▶ **TASK INSTRUCTIONS**
Copy out, character for character, the lines of the items below from the line containing "Text: Contains public" through the line containing "Bar — [195, 315, 216, 360]", with both of those lines included.

----

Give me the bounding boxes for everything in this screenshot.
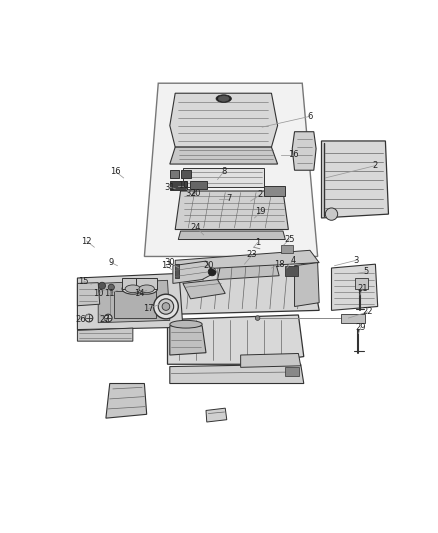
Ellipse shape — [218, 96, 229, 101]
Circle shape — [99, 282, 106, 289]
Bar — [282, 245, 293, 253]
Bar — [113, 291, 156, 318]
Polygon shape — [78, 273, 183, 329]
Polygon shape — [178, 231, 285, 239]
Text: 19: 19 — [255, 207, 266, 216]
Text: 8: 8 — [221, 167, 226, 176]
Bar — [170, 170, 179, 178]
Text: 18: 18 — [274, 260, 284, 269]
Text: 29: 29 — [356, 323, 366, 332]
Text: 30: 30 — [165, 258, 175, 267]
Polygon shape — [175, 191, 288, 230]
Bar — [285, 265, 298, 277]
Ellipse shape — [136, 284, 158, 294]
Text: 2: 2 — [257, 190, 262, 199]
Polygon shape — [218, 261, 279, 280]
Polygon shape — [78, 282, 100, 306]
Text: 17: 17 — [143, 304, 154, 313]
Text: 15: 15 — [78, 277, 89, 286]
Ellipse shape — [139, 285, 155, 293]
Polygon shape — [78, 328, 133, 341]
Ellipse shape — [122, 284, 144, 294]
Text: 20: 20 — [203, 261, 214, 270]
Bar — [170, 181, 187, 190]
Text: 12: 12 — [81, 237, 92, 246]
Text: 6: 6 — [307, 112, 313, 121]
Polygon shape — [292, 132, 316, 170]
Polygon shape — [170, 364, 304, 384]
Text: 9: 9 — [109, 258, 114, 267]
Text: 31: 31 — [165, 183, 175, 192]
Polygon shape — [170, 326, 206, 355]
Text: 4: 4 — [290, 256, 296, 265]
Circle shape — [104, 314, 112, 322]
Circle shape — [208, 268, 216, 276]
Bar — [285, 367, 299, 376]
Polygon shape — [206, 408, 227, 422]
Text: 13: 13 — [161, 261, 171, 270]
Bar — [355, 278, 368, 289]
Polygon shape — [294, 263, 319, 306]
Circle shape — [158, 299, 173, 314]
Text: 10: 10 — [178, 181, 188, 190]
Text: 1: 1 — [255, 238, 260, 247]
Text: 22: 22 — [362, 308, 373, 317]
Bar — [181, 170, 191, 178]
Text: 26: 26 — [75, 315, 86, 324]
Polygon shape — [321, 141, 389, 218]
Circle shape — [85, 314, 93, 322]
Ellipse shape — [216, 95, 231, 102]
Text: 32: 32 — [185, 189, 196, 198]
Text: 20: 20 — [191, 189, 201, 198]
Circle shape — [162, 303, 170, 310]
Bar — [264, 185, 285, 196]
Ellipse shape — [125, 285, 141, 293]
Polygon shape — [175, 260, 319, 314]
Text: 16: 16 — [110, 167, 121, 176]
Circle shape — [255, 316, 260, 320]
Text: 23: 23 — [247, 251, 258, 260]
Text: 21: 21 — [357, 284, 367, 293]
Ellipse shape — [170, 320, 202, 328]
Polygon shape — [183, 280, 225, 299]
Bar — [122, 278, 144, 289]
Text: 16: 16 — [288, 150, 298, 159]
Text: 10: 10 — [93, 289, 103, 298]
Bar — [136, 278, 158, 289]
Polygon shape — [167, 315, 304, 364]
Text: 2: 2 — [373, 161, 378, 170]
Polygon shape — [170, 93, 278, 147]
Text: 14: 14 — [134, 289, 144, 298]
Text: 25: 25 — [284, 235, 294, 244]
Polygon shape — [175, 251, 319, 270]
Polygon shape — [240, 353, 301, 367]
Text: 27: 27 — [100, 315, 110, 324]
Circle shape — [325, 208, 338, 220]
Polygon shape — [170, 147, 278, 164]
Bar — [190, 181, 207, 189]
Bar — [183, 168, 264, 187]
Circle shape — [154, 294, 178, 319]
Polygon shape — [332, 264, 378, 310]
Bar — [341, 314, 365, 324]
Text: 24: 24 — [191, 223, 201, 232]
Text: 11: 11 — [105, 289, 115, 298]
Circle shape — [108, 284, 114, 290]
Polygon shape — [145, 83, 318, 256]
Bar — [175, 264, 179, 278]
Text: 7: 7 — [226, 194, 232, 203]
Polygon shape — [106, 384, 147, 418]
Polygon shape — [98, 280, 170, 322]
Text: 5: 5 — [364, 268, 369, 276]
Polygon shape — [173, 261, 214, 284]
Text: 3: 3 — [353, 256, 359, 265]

----

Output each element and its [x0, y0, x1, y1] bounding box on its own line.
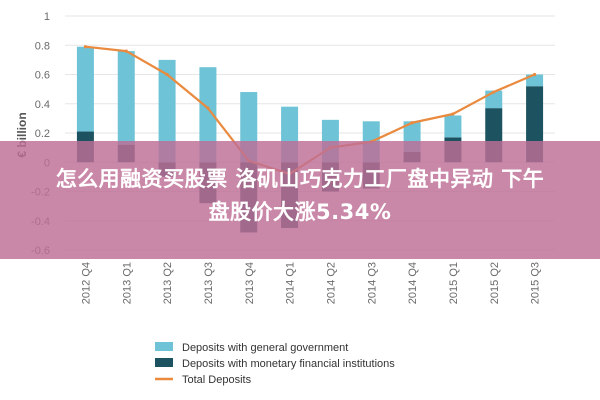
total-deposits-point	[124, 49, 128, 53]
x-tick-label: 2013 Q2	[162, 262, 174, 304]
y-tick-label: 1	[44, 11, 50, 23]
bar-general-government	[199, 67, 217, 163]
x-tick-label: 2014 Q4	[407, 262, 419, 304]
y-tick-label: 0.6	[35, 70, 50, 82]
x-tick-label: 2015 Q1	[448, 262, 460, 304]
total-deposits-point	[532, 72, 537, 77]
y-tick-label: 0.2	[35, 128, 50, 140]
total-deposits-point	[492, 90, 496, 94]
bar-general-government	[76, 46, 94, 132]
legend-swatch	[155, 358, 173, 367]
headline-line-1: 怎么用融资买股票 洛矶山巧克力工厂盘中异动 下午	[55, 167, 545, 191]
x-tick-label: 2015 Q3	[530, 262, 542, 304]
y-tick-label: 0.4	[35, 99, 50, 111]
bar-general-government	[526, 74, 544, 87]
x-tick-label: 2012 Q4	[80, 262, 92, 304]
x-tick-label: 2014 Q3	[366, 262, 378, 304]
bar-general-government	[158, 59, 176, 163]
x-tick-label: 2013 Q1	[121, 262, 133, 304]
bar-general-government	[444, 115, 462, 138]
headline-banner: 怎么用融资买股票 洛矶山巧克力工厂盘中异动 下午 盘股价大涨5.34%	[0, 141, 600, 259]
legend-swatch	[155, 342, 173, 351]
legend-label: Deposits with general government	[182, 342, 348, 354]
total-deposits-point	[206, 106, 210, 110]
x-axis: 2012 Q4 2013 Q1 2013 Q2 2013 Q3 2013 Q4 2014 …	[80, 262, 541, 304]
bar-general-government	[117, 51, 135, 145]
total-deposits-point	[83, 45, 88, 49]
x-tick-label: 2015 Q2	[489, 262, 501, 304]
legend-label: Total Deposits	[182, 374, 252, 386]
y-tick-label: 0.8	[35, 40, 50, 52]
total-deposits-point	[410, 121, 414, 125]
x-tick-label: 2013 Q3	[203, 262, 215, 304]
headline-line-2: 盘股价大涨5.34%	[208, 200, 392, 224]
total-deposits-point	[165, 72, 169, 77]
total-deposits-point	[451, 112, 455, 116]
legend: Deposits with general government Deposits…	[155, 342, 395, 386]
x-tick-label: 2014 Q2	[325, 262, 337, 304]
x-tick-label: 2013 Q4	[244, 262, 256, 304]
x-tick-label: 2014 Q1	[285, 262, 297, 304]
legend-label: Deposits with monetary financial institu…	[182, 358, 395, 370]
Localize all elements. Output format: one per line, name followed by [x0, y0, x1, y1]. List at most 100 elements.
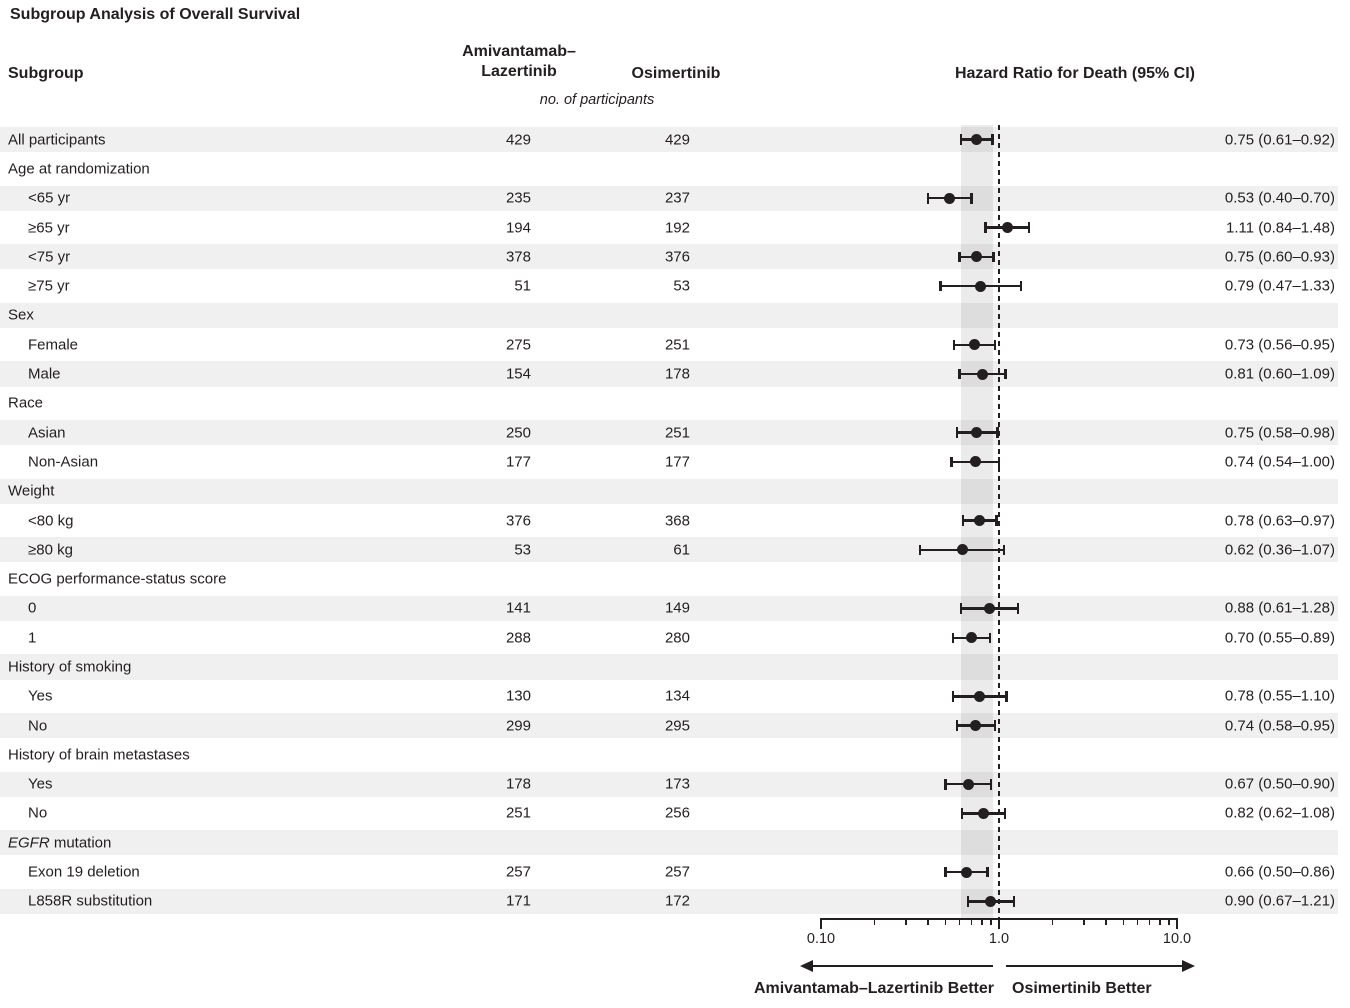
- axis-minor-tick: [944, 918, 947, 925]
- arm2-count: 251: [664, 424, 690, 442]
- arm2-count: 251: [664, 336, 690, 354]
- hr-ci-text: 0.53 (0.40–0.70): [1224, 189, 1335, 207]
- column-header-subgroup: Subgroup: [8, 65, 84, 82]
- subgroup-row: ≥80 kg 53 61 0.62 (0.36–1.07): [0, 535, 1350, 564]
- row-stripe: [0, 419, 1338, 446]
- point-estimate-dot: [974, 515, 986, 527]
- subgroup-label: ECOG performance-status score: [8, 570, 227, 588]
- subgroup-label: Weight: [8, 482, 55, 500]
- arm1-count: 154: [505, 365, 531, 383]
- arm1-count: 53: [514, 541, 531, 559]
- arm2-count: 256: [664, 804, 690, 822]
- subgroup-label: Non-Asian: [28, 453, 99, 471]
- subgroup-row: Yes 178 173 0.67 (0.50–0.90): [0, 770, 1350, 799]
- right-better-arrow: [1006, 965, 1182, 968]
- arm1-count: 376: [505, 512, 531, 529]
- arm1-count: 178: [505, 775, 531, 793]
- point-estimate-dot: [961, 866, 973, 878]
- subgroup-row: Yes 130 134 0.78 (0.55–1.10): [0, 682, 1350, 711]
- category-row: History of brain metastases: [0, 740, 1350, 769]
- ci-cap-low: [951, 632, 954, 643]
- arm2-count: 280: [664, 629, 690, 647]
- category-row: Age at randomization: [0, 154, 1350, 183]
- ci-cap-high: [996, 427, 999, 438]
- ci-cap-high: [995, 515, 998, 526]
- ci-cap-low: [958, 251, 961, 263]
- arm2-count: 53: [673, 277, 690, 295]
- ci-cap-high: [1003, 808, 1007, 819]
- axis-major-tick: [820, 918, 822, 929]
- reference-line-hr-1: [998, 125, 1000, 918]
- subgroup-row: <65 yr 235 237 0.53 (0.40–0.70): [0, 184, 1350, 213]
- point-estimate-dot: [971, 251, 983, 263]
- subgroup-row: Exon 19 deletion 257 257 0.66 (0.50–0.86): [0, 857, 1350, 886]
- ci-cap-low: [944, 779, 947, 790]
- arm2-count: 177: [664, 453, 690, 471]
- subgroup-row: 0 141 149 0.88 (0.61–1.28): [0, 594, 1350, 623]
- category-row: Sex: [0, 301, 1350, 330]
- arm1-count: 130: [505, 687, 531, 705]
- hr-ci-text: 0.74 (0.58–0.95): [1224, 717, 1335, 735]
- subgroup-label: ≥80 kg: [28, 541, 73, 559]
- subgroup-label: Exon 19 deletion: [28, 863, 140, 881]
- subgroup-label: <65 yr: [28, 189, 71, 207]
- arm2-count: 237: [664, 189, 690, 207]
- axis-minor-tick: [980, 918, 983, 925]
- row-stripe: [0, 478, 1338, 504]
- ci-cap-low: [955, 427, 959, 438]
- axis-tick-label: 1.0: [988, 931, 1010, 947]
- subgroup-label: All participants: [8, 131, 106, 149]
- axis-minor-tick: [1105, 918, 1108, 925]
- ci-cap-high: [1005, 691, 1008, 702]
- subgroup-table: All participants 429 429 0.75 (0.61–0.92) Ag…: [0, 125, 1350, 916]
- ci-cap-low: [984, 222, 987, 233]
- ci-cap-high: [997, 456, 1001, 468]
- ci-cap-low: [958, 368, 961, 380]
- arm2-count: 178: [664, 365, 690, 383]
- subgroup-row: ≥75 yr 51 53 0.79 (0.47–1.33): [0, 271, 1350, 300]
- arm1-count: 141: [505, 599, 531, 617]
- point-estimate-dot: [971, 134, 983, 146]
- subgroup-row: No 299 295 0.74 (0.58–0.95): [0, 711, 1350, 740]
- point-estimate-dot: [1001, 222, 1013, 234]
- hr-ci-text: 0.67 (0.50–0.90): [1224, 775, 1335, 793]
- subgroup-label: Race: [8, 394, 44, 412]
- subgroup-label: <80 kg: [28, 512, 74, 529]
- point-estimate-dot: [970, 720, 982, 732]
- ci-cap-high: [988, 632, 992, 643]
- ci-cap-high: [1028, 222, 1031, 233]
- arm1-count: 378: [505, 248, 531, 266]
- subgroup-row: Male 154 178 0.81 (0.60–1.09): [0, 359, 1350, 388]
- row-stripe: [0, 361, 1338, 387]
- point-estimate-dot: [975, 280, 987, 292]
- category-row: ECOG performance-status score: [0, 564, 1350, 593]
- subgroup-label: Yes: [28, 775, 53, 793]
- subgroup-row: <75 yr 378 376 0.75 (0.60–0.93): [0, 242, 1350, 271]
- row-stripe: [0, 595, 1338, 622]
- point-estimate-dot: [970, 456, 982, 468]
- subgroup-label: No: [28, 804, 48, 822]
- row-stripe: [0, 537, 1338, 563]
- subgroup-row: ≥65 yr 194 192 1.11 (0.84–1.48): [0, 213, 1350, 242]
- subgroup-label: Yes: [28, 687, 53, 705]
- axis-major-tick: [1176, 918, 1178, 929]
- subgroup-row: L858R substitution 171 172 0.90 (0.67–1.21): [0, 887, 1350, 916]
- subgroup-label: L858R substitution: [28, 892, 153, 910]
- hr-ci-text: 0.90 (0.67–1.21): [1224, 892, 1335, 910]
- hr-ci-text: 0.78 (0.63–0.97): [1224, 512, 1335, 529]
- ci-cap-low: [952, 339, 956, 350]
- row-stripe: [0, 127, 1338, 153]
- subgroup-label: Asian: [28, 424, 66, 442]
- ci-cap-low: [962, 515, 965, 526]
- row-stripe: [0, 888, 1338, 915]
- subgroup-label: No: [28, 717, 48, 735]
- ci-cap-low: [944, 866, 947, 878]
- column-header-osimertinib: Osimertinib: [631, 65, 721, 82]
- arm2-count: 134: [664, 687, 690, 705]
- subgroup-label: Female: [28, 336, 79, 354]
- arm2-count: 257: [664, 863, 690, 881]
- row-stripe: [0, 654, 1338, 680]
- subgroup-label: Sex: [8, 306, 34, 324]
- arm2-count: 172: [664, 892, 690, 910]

----

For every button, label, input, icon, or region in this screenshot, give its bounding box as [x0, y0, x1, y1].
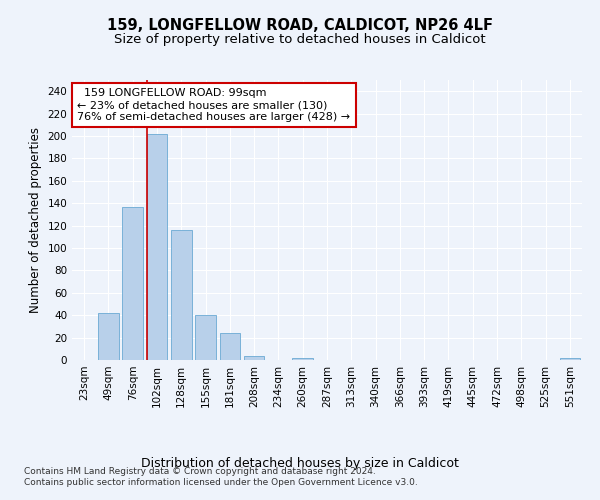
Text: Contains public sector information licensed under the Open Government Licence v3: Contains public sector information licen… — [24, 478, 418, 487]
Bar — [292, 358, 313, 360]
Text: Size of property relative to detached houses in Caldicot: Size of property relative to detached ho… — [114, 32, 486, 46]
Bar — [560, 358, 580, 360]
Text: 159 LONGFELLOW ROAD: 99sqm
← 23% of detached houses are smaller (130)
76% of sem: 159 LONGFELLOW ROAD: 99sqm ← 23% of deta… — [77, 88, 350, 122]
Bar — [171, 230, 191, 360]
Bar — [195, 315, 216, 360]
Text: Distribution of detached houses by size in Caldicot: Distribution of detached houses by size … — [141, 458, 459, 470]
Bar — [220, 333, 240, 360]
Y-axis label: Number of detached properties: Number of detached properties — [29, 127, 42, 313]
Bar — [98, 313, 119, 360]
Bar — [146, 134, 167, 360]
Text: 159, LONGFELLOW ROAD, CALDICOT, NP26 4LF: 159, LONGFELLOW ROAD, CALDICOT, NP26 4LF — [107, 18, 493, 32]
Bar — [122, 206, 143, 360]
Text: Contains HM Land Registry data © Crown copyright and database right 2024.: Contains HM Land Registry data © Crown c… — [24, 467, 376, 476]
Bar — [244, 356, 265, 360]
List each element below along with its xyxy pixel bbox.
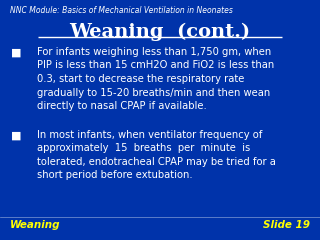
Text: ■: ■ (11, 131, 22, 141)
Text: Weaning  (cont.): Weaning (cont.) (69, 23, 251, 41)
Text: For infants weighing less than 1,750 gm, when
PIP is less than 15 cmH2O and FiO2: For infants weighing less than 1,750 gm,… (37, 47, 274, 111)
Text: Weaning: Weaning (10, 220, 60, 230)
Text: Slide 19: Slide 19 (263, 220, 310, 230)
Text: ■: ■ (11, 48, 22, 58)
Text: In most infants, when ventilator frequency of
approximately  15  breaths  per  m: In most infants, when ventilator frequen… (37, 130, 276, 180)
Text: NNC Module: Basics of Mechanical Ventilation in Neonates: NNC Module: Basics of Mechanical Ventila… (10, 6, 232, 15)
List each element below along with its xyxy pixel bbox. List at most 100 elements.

----

▶ **EXERCISE SOLUTION**
Text: Contains public sector information licensed under the Open Government Licence v3: Contains public sector information licen… — [24, 478, 418, 487]
Bar — [292, 358, 313, 360]
Text: Size of property relative to detached houses in Caldicot: Size of property relative to detached ho… — [114, 32, 486, 46]
Bar — [560, 358, 580, 360]
Text: 159 LONGFELLOW ROAD: 99sqm
← 23% of detached houses are smaller (130)
76% of sem: 159 LONGFELLOW ROAD: 99sqm ← 23% of deta… — [77, 88, 350, 122]
Bar — [171, 230, 191, 360]
Bar — [195, 315, 216, 360]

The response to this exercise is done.